GOAL
How many lines in the records below hold the string "document"? Answer with the number alone.

╭─ MATERIAL TO PROCESS

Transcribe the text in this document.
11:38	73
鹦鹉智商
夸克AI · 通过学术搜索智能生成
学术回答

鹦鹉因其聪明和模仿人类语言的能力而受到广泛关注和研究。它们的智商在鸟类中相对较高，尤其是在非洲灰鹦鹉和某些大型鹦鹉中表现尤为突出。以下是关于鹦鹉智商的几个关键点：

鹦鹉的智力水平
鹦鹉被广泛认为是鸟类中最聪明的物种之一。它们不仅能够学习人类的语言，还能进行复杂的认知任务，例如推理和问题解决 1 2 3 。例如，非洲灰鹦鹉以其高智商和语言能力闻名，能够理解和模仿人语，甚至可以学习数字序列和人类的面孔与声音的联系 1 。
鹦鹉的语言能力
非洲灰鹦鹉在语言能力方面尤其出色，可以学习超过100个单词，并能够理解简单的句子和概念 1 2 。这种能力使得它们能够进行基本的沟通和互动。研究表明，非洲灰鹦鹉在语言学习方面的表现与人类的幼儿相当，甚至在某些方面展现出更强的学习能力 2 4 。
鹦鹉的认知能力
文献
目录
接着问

╰─
╭─ MATERIAL TO PROCESS

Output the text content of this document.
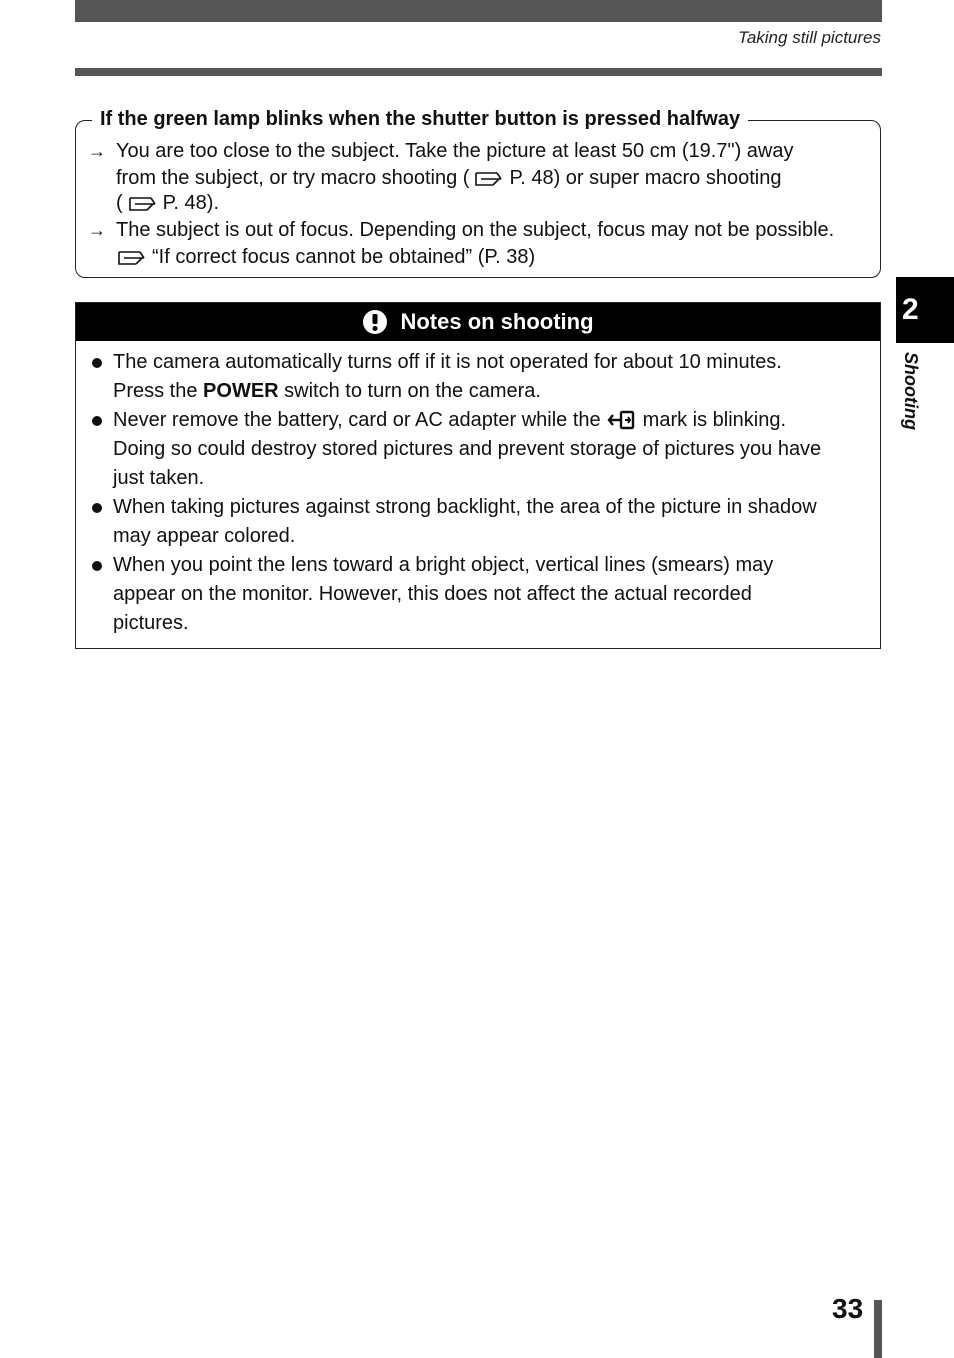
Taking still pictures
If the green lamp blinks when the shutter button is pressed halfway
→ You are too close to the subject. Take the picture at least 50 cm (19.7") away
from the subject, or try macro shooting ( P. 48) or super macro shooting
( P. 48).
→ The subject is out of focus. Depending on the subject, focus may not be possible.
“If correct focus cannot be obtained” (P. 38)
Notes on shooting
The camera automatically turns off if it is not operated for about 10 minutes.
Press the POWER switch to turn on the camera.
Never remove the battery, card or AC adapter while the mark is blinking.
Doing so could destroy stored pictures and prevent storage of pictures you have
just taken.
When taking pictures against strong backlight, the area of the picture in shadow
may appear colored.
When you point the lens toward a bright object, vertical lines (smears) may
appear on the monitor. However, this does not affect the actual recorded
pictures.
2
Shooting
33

╰─
╭─ MATERIAL TO PROCESS

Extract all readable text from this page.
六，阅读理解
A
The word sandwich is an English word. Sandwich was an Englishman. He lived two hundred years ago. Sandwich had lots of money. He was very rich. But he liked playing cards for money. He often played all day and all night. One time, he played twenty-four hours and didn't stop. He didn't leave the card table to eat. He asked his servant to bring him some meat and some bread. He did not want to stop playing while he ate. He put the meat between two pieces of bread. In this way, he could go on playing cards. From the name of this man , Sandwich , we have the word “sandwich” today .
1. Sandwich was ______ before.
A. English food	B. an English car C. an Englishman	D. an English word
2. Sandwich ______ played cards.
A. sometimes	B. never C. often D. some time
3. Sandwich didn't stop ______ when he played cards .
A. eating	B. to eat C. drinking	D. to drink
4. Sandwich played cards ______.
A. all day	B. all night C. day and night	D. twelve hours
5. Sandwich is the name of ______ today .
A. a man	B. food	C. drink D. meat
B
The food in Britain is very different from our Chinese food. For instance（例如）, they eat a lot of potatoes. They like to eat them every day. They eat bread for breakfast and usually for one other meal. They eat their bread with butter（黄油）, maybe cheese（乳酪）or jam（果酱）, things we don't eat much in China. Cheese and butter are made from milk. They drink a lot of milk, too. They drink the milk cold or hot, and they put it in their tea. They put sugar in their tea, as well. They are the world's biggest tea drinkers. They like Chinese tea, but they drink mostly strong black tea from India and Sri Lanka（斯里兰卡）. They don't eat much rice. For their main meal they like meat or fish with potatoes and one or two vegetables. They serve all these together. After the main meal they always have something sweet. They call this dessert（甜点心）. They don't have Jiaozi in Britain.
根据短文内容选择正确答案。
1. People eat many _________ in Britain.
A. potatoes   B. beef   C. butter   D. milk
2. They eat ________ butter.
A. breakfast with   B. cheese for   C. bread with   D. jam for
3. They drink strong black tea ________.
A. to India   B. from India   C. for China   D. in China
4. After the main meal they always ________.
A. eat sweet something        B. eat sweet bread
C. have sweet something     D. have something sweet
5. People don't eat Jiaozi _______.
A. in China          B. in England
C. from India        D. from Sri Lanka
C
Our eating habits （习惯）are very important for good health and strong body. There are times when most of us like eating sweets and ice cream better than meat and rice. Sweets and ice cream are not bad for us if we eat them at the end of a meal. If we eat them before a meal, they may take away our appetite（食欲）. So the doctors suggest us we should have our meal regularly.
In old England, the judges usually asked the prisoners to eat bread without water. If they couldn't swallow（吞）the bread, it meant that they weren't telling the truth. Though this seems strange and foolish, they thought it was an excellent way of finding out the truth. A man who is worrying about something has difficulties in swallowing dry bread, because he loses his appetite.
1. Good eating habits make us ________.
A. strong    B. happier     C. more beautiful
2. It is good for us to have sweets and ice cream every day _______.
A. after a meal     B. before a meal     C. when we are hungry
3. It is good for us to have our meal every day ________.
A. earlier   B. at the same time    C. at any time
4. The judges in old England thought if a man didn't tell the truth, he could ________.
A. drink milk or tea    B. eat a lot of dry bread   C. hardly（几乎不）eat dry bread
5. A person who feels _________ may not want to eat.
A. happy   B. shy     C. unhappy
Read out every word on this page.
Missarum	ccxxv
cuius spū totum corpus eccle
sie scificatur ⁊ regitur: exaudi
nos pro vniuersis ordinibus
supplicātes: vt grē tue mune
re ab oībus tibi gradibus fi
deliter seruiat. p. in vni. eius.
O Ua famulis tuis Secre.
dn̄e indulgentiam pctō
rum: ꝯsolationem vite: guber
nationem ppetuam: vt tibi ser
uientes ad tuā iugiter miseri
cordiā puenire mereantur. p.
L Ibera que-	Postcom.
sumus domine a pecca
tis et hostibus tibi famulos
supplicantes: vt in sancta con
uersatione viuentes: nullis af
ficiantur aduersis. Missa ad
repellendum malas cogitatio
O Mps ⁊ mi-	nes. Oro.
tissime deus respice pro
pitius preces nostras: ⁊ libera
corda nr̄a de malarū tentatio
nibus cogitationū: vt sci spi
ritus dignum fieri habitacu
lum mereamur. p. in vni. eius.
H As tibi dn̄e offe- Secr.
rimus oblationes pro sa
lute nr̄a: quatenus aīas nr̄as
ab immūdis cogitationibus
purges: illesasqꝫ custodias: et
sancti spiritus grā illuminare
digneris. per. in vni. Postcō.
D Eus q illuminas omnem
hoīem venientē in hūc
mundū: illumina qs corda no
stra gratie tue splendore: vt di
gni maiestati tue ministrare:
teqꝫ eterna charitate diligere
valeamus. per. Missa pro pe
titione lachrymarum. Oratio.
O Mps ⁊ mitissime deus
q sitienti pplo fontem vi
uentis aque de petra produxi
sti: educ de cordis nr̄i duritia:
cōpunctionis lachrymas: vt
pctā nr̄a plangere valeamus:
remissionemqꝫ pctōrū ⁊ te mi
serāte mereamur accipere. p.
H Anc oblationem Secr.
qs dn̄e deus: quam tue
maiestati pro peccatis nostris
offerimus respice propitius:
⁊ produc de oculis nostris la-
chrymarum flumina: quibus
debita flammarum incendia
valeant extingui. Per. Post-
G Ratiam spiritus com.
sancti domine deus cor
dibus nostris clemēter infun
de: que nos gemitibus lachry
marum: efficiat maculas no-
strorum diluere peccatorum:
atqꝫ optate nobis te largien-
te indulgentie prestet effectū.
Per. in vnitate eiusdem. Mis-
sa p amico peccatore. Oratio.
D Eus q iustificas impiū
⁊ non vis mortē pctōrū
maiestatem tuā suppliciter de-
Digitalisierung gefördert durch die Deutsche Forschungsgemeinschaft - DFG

╰─

ANSWER IN FULL
2